### DATA LINES

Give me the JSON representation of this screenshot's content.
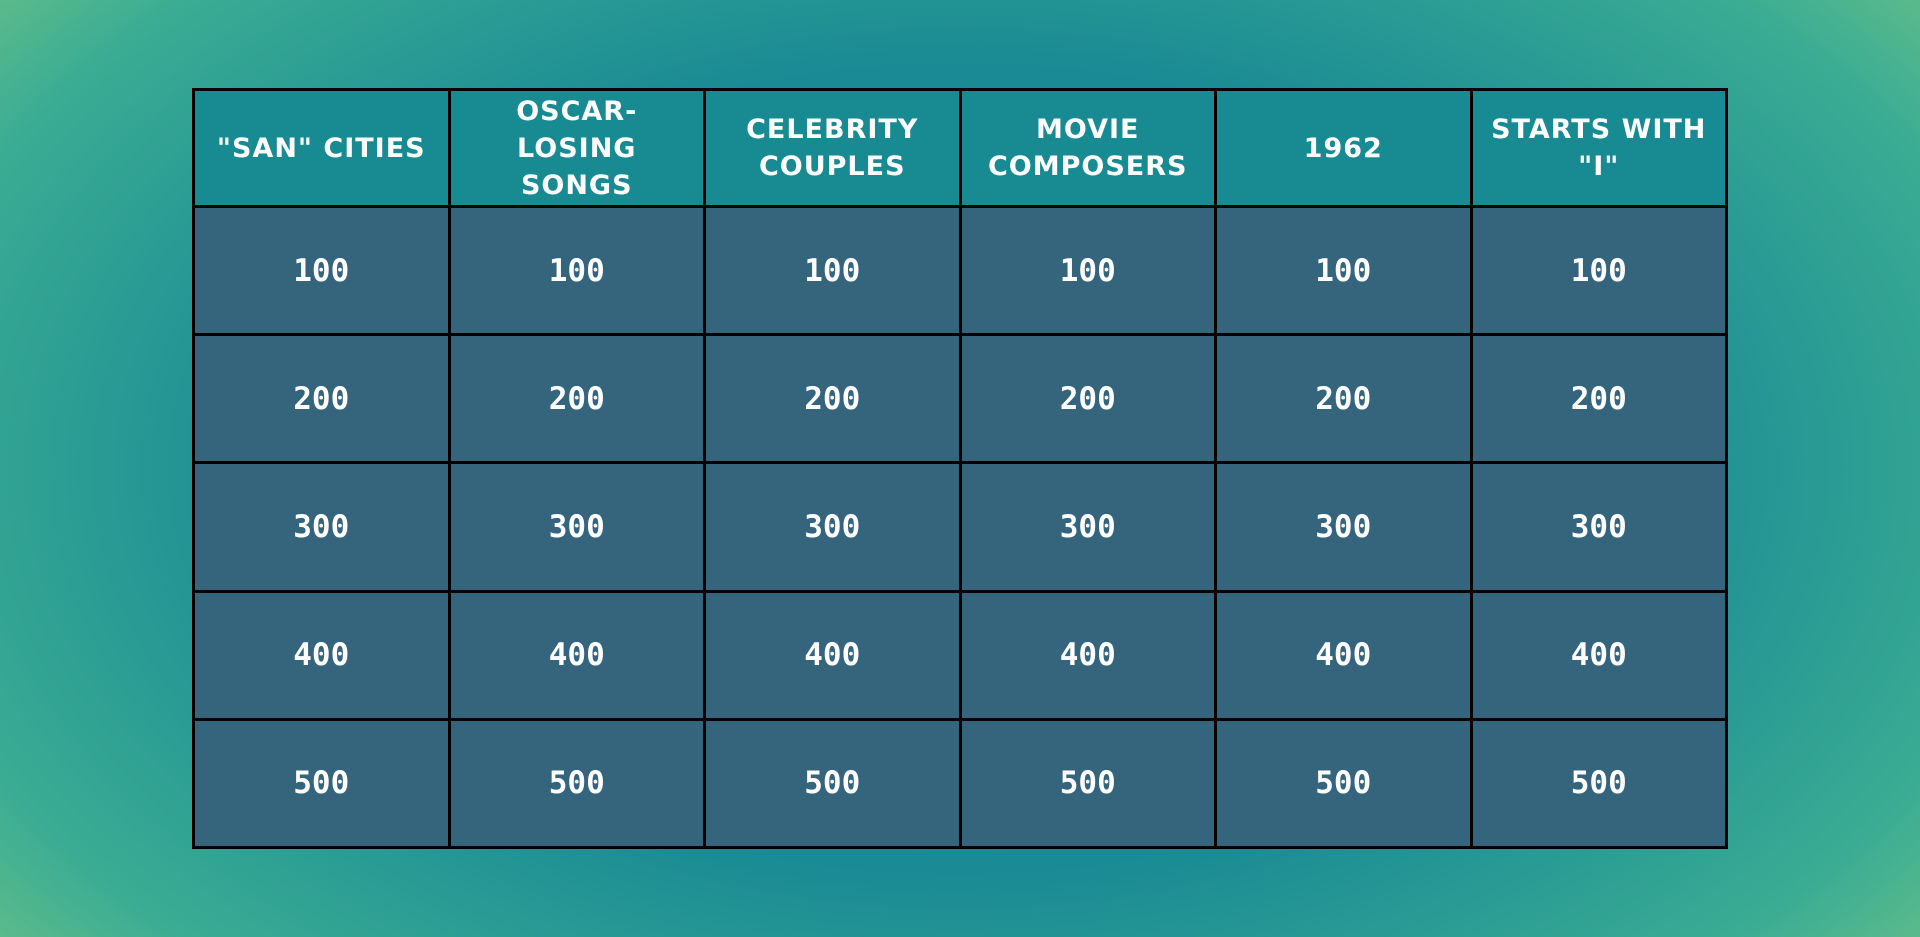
{
  "board": {
    "columns": [
      {
        "title": "\"SAN\" CITIES",
        "values": [
          100,
          200,
          300,
          400,
          500
        ]
      },
      {
        "title": "OSCAR-LOSING SONGS",
        "values": [
          100,
          200,
          300,
          400,
          500
        ]
      },
      {
        "title": "CELEBRITY COUPLES",
        "values": [
          100,
          200,
          300,
          400,
          500
        ]
      },
      {
        "title": "MOVIE COMPOSERS",
        "values": [
          100,
          200,
          300,
          400,
          500
        ]
      },
      {
        "title": "1962",
        "values": [
          100,
          200,
          300,
          400,
          500
        ]
      },
      {
        "title": "STARTS WITH \"I\"",
        "values": [
          100,
          200,
          300,
          400,
          500
        ]
      }
    ]
  }
}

######

WHAT THE EXERCISE ASKS:
Pictures are to be left out; the records above must be repeated word for word.

RESULT FOR THIS TASK:
Give me the JSON representation of this screenshot's content.
{
  "board": {
    "columns": [
      {
        "title": "\"SAN\" CITIES",
        "values": [
          100,
          200,
          300,
          400,
          500
        ]
      },
      {
        "title": "OSCAR-LOSING SONGS",
        "values": [
          100,
          200,
          300,
          400,
          500
        ]
      },
      {
        "title": "CELEBRITY COUPLES",
        "values": [
          100,
          200,
          300,
          400,
          500
        ]
      },
      {
        "title": "MOVIE COMPOSERS",
        "values": [
          100,
          200,
          300,
          400,
          500
        ]
      },
      {
        "title": "1962",
        "values": [
          100,
          200,
          300,
          400,
          500
        ]
      },
      {
        "title": "STARTS WITH \"I\"",
        "values": [
          100,
          200,
          300,
          400,
          500
        ]
      }
    ]
  }
}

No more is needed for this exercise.